#### Exercise brief:
Every line that holds "newspaper" should be shown.

===== Information given

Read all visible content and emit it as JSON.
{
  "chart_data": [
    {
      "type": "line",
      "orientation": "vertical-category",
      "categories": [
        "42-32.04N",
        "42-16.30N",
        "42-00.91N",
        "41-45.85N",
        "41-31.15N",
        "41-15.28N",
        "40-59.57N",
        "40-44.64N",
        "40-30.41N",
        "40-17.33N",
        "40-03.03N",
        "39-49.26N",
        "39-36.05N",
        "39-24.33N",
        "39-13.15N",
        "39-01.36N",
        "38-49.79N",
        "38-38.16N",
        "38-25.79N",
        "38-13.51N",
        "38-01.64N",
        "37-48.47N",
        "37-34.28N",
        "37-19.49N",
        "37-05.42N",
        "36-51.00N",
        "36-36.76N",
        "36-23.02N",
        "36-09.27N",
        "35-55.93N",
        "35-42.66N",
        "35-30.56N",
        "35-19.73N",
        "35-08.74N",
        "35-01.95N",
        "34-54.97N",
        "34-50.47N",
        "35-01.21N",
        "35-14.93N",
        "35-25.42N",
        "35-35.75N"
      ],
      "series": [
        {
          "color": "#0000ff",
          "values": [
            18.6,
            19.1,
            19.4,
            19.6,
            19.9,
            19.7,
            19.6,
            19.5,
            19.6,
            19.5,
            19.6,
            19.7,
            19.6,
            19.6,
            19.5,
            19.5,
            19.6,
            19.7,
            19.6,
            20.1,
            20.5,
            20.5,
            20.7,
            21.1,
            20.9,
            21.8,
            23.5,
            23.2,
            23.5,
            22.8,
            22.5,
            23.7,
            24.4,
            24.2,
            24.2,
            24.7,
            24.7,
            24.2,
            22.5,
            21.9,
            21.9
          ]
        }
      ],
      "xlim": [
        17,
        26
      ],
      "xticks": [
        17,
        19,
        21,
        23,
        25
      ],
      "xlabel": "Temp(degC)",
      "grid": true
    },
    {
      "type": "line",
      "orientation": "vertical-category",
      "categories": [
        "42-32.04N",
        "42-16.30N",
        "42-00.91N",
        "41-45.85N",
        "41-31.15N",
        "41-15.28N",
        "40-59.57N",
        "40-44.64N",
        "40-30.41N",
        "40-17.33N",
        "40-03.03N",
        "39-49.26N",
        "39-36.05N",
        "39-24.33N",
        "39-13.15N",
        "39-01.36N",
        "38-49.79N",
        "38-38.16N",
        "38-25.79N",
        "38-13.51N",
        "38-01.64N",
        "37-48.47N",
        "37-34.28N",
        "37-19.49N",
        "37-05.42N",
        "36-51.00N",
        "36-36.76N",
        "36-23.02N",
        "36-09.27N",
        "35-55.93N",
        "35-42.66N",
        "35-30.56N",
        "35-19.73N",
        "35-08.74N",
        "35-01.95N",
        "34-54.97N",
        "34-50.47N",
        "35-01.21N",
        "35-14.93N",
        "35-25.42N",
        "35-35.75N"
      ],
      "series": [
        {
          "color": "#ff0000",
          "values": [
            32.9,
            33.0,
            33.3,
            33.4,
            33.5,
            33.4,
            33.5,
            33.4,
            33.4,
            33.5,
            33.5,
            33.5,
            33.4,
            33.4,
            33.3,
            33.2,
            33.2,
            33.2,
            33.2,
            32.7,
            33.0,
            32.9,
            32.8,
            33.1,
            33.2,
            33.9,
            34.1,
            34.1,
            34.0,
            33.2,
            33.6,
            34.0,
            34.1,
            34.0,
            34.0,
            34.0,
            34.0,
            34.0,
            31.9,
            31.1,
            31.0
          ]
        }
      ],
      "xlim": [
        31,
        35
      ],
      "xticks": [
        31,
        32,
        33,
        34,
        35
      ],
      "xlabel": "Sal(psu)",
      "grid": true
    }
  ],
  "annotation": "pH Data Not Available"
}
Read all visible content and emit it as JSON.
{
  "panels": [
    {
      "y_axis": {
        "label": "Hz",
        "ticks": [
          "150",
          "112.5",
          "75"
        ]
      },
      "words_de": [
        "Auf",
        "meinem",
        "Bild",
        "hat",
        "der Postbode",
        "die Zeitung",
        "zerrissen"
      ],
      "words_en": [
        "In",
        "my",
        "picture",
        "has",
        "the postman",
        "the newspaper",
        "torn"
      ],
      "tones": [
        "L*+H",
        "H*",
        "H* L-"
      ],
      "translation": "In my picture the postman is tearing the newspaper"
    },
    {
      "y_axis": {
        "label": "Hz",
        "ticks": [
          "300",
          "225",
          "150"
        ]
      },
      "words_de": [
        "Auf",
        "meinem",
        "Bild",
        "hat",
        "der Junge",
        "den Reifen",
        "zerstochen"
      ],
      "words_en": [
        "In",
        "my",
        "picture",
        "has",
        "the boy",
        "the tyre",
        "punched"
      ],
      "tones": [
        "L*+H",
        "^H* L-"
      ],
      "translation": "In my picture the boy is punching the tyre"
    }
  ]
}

==========

#### Result:
        "the newspaper",
      "translation": "In my picture the postman is tearing the newspaper"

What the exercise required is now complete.